[Start Provided text]
The blog is deployed from my local copy because it would be a bit too cumbersome to commit every change to gitlab, change the revision and hash of the derivation src, deploy to the virtual machine, notice something wrong and repeat all of that.

security

The first thing in terms of server security is probably to disable password and root logins via SSH. NixOps handles the login via certificates, but logs in as root, which is probably not that big a deal if the login can’t be brute forced. Another option to make it a bit harder for attackers / keep the logs short is to use a custom SSH port, because port scans take time which could be better spent attacking other servers. Sadly NixOps doesn’t really want that (see issue), but that would only be security by obscurity anyway … As it stands dovecot and postfix are exposed to the public and allow password login and therefore brute force attacks. I don’t have alerting in place yet and wouldn’t want to deal with that sort of attack anyway, when there are automatic defenses. The first that came to mind is fail2ban, but the setup seems a bit complicated. Searching the NixOS options I’ve also come across sshguard, which is dead easy to configure: just give it some systemd service names and that’s that:

services.sshguard = rec {
  enable = (builtins.length services) > 0;
  services = with lib; with config.services; []
    ++ (optional openssh.enable "sshd")
    ++ (optional dovecot2.enable "dovecot2")
    ++ (optional postfix.enable "postfix")
  ;
};

Automatic updates are a nice NixOS feature, but currently unavailable for NixOps machines due to missing configuration.nix. So I’ll have to re-deploy from time to time to get security patches .. The only other measure I can think of is to hide software versions where possible, so attackers don’t know which vulnerabilities they can aim for. But that’s already the default for services.nginx.serverTokens and I wasn’t able to find similar knobs for dovecot and postfix, so no need to change anything.

monitoring

The big issue with having your own server is its maintenance. And for that you have to know what was and is going on on the system. Some metrics about resource usage and blog visits would also be interesting. journald already takes care of basic logging. nginx can be made to log requests to it:

services.nginx.appendHttpConfig = ''
  log_format json_combined escape=json '{ "timestamp": "$time_iso8601", '
    '"remote_addr": "$remote_addr", '
    '"remote_user": "$remote_user", '
    '"request_url": "$request_uri", '
    '"req_status": "$status", '
    '"response_size_B": "$bytes_sent", '
    '"req_protocol": "$server_protocol",'
    '"req_method": "$request_method",'
    '"req_srvname": "$server_name",'
    '"req_time": "$request_time",'
    '"connection-id": "$request_id",'
    '"ssl_prot_version": "$ssl_protocol",'
    '"ssl_cipher": "$ssl_cipher",'
    '"ssl_conn_reused": "$ssl_session_reused",'
    '"ssl_session_id": "$ssl_session_id",'
    '"http_referrer": "$http_referer", '
    '"http_user_agent": "$http_user_agent", '
    '"http_x_referer": "$http_x_referer" }';
  access_log syslog:server=unix:/dev/log,nohostname json_combined;
'';

This custom JSON format is a bit verbose, but will come in handy if I decide to change something here - the parsing will be the same. As for metrics collectd has plenty of plugins for just about everything, so I’ll go with that:

services.collectd = {
  enable = true;
  extraConfig = ''
    LoadPlugin "cpu"
[End Provided text]
#### [What this exercise asks]
1 – List the systemd service names that the provided text passes to sshguard in its configuration.
2 – Transcribe the provided text from "The blog is" to "all of that.".
[Start Collected material]
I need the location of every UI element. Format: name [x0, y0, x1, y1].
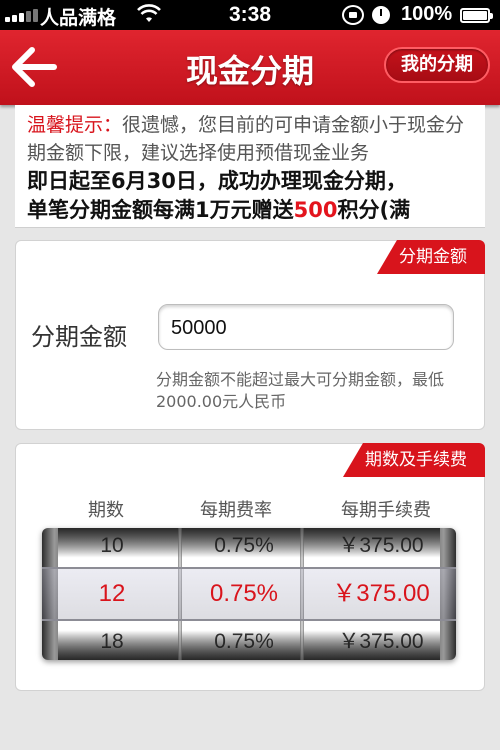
[End Collected material]
#### [Task answers]
1 –
- sshd
- dovecot2
- postfix

2 –
The blog is deployed from my local copy because it would be a bit too cumbersome to commit every change to gitlab, change the revision and hash of the derivation src, deploy to the virtual machine, notice something wrong and repeat all of that.